[Data entries]
- - -

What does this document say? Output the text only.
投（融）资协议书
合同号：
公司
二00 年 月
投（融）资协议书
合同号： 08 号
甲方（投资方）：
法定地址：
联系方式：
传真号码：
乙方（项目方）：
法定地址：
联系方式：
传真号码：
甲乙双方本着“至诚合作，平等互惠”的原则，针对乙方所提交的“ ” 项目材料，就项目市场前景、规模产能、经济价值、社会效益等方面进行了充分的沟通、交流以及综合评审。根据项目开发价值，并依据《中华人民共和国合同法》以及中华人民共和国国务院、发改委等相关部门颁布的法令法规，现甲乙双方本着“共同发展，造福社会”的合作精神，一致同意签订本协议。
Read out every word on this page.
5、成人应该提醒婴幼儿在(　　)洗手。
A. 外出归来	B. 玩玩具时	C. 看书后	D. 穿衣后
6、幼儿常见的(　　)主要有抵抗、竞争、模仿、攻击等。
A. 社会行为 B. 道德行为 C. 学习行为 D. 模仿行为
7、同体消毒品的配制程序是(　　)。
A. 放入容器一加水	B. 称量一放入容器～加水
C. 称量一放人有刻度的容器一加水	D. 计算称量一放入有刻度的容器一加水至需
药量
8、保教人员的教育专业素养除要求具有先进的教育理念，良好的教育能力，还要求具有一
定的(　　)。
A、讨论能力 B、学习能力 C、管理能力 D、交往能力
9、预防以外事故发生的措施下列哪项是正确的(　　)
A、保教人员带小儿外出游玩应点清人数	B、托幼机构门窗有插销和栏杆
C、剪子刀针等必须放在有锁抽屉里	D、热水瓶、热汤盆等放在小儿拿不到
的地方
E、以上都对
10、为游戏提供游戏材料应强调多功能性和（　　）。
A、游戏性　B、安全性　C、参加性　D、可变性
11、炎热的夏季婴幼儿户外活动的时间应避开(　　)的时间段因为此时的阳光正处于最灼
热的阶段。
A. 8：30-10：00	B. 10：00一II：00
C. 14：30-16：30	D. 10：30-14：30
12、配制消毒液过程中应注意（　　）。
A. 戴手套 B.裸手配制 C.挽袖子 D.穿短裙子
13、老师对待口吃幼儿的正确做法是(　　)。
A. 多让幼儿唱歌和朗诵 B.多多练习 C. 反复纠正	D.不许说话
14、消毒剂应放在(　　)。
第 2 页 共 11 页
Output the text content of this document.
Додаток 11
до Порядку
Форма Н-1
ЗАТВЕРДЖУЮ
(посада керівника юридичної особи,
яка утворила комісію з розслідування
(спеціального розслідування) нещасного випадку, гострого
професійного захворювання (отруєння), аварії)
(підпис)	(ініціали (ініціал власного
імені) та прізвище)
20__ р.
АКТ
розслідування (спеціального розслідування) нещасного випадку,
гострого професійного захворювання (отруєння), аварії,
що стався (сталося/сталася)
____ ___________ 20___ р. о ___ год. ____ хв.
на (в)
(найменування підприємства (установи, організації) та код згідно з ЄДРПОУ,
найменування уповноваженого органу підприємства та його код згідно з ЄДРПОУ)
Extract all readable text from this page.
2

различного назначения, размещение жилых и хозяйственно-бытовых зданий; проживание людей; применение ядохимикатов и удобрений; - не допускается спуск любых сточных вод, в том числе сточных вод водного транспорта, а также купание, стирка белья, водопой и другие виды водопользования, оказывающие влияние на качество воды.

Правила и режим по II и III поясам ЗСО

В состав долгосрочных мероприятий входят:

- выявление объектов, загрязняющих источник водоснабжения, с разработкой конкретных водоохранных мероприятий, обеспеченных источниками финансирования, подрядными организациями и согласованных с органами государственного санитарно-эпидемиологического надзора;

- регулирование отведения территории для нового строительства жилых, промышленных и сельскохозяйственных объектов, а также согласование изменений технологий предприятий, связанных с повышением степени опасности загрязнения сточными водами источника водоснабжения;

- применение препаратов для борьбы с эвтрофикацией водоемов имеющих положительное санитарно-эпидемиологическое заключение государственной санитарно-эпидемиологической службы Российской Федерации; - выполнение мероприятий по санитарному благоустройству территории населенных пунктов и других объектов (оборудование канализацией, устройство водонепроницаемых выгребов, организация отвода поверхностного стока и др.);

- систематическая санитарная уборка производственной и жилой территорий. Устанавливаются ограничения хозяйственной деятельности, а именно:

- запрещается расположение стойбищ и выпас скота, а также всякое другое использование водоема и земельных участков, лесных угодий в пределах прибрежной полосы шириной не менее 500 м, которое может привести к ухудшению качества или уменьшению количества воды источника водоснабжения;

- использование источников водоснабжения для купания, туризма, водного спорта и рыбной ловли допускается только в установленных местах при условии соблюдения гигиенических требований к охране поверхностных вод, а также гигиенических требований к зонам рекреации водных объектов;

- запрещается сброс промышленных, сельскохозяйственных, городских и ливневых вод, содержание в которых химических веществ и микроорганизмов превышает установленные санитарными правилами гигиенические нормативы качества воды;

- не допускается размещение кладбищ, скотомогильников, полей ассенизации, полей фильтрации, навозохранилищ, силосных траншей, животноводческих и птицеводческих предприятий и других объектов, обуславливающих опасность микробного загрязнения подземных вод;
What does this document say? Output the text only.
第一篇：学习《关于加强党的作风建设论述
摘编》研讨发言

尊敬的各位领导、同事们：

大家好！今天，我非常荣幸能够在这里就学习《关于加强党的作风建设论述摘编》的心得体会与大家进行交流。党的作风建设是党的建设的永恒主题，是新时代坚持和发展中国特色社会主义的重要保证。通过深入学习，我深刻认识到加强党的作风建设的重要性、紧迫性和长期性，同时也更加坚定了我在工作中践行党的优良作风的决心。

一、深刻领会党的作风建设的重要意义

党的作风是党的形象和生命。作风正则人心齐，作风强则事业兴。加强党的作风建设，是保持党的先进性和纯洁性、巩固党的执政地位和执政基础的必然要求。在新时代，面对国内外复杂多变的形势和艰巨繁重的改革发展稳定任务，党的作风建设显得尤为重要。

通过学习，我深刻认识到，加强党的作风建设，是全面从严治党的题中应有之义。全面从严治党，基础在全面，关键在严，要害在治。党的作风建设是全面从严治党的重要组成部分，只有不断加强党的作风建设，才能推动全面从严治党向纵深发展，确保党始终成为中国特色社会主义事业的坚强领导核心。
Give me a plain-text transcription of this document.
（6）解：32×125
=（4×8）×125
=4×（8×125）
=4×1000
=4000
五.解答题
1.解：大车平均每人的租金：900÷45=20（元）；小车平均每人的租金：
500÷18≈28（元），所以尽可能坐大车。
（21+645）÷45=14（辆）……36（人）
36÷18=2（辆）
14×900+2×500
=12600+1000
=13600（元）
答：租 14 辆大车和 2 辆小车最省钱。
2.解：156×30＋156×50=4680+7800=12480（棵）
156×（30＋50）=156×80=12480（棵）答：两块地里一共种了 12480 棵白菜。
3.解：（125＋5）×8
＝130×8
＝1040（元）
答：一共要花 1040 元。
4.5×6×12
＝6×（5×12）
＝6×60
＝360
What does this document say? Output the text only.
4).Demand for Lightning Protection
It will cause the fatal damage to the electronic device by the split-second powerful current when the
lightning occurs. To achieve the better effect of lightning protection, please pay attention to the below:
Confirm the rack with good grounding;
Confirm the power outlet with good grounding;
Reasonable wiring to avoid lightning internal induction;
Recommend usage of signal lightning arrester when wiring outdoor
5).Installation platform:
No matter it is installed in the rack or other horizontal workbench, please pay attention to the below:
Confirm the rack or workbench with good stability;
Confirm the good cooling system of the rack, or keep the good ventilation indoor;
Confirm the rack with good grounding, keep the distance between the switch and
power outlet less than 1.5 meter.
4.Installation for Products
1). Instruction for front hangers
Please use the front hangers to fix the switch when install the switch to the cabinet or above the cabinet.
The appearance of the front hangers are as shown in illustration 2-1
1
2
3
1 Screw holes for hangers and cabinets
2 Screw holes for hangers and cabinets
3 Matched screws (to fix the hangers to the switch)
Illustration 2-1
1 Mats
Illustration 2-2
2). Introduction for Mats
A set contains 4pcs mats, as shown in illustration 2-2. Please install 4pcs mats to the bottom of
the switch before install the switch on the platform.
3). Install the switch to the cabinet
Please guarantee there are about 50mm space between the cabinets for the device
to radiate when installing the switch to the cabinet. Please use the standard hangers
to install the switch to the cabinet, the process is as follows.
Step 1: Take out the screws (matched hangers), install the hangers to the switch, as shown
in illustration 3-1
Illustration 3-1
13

- - -

What you have to do →
Go through the data above and find the lines with the word "page". Copy each of those lines.

The output →
Read out every word on this page.
Extract all readable text from this page.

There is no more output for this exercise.